Exercise brief:
Extract the text of every entry below exactly; leave images out.

Provided entries:
[START]
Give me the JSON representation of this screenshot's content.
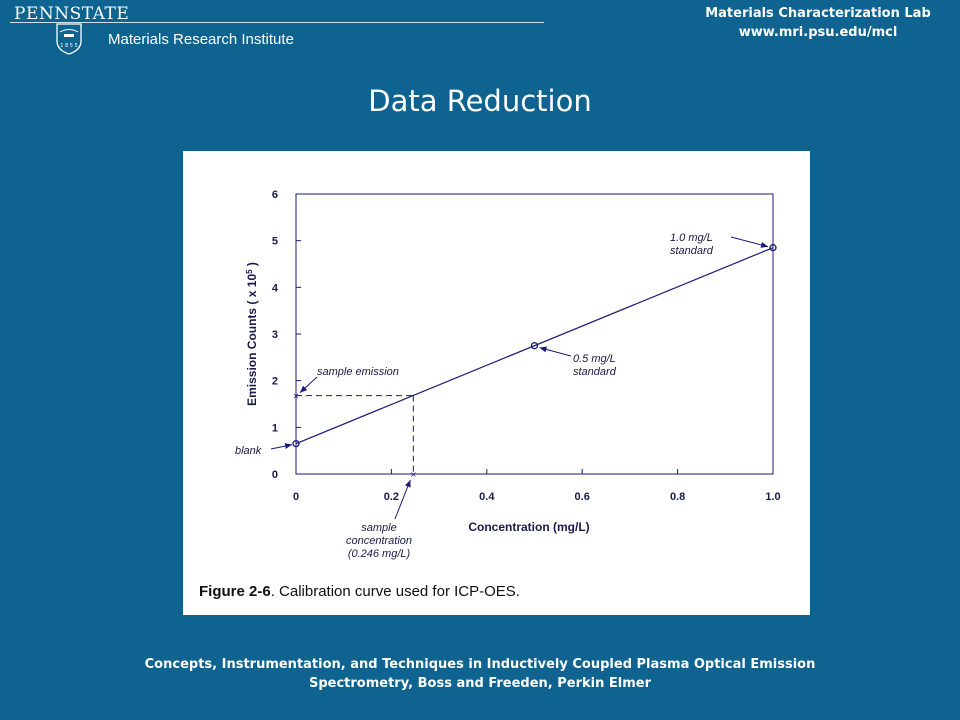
{
  "header": {
    "institution": "PENNSTATE",
    "shield_year": "1 8 5 5",
    "institute": "Materials Research Institute",
    "lab_name": "Materials Characterization Lab",
    "lab_url": "www.mri.psu.edu/mcl"
  },
  "slide_title": "Data Reduction",
  "caption": {
    "label": "Figure 2-6",
    "text": ". Calibration curve used for ICP-OES."
  },
  "citation": {
    "line1": "Concepts, Instrumentation, and Techniques in Inductively Coupled Plasma Optical Emission",
    "line2": "Spectrometry, Boss and Freeden, Perkin Elmer"
  },
  "colors": {
    "background": "#0f6390",
    "figure_bg": "#ffffff",
    "line": "#1a1a7a"
  },
  "chart_data": {
    "type": "line",
    "title": "",
    "xlabel": "Concentration (mg/L)",
    "ylabel_prefix": "Emission Counts ( x 10",
    "ylabel_exp": "5",
    "ylabel_suffix": " )",
    "xlim": [
      0,
      1.0
    ],
    "ylim": [
      0,
      6
    ],
    "x_ticks": [
      0,
      0.2,
      0.4,
      0.6,
      0.8,
      1.0
    ],
    "x_tick_labels": [
      "0",
      "0.2",
      "0.4",
      "0.6",
      "0.8",
      "1.0"
    ],
    "y_ticks": [
      0,
      1,
      2,
      3,
      4,
      5,
      6
    ],
    "y_tick_labels": [
      "0",
      "1",
      "2",
      "3",
      "4",
      "5",
      "6"
    ],
    "grid": false,
    "series": [
      {
        "x": [
          0,
          1.0
        ],
        "y": [
          0.65,
          4.85
        ]
      }
    ],
    "standards": [
      {
        "x": 0,
        "y": 0.65
      },
      {
        "x": 0.5,
        "y": 2.75
      },
      {
        "x": 1.0,
        "y": 4.85
      }
    ],
    "sample": {
      "x": 0.246,
      "y": 1.68
    },
    "annotations": [
      {
        "id": "blank",
        "lines": [
          "blank"
        ]
      },
      {
        "id": "sample-emission",
        "lines": [
          "sample  emission"
        ]
      },
      {
        "id": "half-standard",
        "lines": [
          "0.5 mg/L",
          "standard"
        ]
      },
      {
        "id": "one-standard",
        "lines": [
          "1.0 mg/L",
          "standard"
        ]
      },
      {
        "id": "sample-concentration",
        "lines": [
          "sample",
          "concentration",
          "(0.246 mg/L)"
        ]
      }
    ]
  }
}
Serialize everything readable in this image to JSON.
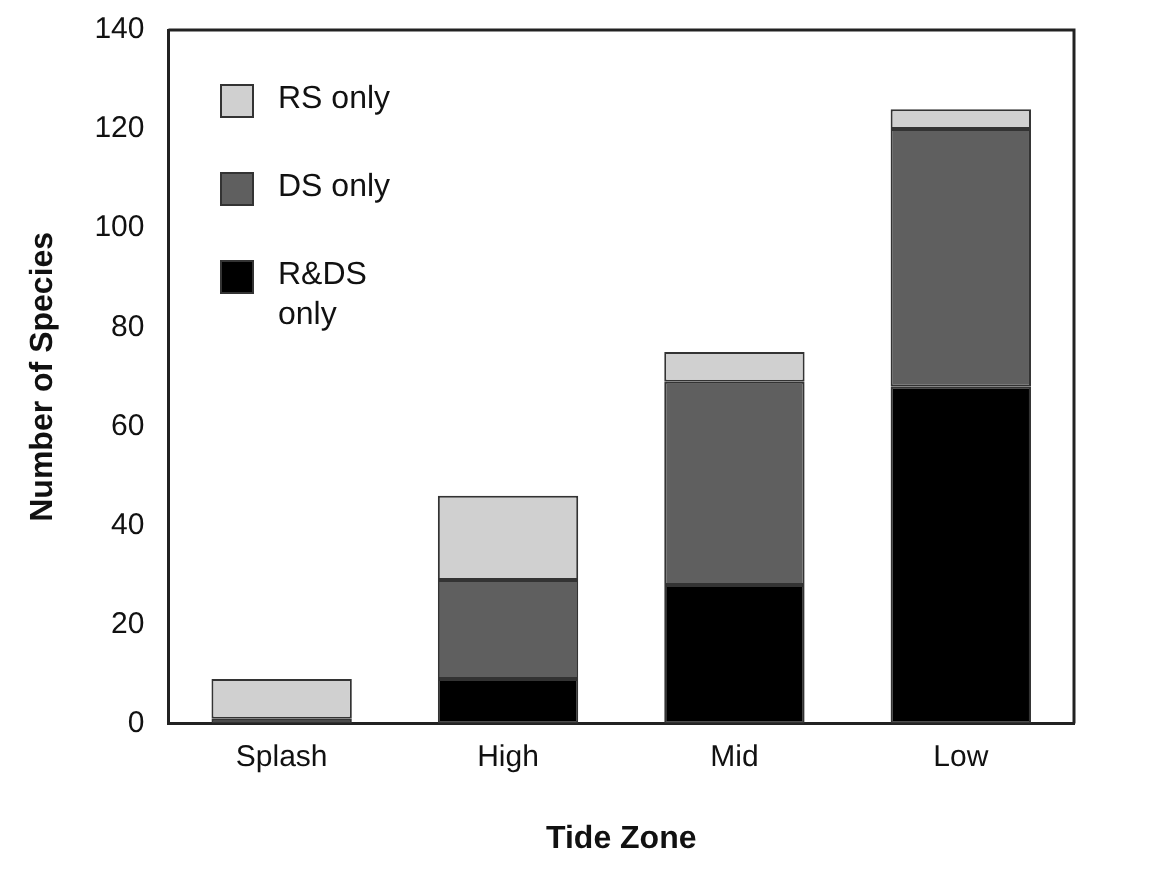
{
  "chart_data": {
    "type": "bar",
    "stacked": true,
    "xlabel": "Tide Zone",
    "ylabel": "Number of Species",
    "categories": [
      "Splash",
      "High",
      "Mid",
      "Low"
    ],
    "series": [
      {
        "name": "R&DS only",
        "color": "#000000",
        "values": [
          1,
          9,
          28,
          68
        ]
      },
      {
        "name": "DS only",
        "color": "#5f5f5f",
        "values": [
          0,
          20,
          41,
          52
        ]
      },
      {
        "name": "RS only",
        "color": "#d0d0d0",
        "values": [
          8,
          17,
          6,
          4
        ]
      }
    ],
    "ylim": [
      0,
      140
    ],
    "yticks": [
      0,
      20,
      40,
      60,
      80,
      100,
      120,
      140
    ],
    "grid": false,
    "legend": "top left"
  }
}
[END]
Solution below:
Give me the JSON representation of this screenshot's content.
{
  "header": {
    "institution": "PENNSTATE",
    "shield_year": "1 8 5 5",
    "institute": "Materials Research Institute",
    "lab_name": "Materials Characterization Lab",
    "lab_url": "www.mri.psu.edu/mcl"
  },
  "slide_title": "Data Reduction",
  "caption": {
    "label": "Figure 2-6",
    "text": ". Calibration curve used for ICP-OES."
  },
  "citation": {
    "line1": "Concepts, Instrumentation, and Techniques in Inductively Coupled Plasma Optical Emission",
    "line2": "Spectrometry, Boss and Freeden, Perkin Elmer"
  },
  "colors": {
    "background": "#0f6390",
    "figure_bg": "#ffffff",
    "line": "#1a1a7a"
  },
  "chart_data": {
    "type": "line",
    "title": "",
    "xlabel": "Concentration (mg/L)",
    "ylabel_prefix": "Emission Counts ( x 10",
    "ylabel_exp": "5",
    "ylabel_suffix": " )",
    "xlim": [
      0,
      1.0
    ],
    "ylim": [
      0,
      6
    ],
    "x_ticks": [
      0,
      0.2,
      0.4,
      0.6,
      0.8,
      1.0
    ],
    "x_tick_labels": [
      "0",
      "0.2",
      "0.4",
      "0.6",
      "0.8",
      "1.0"
    ],
    "y_ticks": [
      0,
      1,
      2,
      3,
      4,
      5,
      6
    ],
    "y_tick_labels": [
      "0",
      "1",
      "2",
      "3",
      "4",
      "5",
      "6"
    ],
    "grid": false,
    "series": [
      {
        "x": [
          0,
          1.0
        ],
        "y": [
          0.65,
          4.85
        ]
      }
    ],
    "standards": [
      {
        "x": 0,
        "y": 0.65
      },
      {
        "x": 0.5,
        "y": 2.75
      },
      {
        "x": 1.0,
        "y": 4.85
      }
    ],
    "sample": {
      "x": 0.246,
      "y": 1.68
    },
    "annotations": [
      {
        "id": "blank",
        "lines": [
          "blank"
        ]
      },
      {
        "id": "sample-emission",
        "lines": [
          "sample  emission"
        ]
      },
      {
        "id": "half-standard",
        "lines": [
          "0.5 mg/L",
          "standard"
        ]
      },
      {
        "id": "one-standard",
        "lines": [
          "1.0 mg/L",
          "standard"
        ]
      },
      {
        "id": "sample-concentration",
        "lines": [
          "sample",
          "concentration",
          "(0.246 mg/L)"
        ]
      }
    ]
  }
}
Serialize everything readable in this image to JSON.
{
  "chart_data": {
    "type": "bar",
    "stacked": true,
    "xlabel": "Tide Zone",
    "ylabel": "Number of Species",
    "categories": [
      "Splash",
      "High",
      "Mid",
      "Low"
    ],
    "series": [
      {
        "name": "R&DS only",
        "color": "#000000",
        "values": [
          1,
          9,
          28,
          68
        ]
      },
      {
        "name": "DS only",
        "color": "#5f5f5f",
        "values": [
          0,
          20,
          41,
          52
        ]
      },
      {
        "name": "RS only",
        "color": "#d0d0d0",
        "values": [
          8,
          17,
          6,
          4
        ]
      }
    ],
    "ylim": [
      0,
      140
    ],
    "yticks": [
      0,
      20,
      40,
      60,
      80,
      100,
      120,
      140
    ],
    "grid": false,
    "legend": "top left"
  }
}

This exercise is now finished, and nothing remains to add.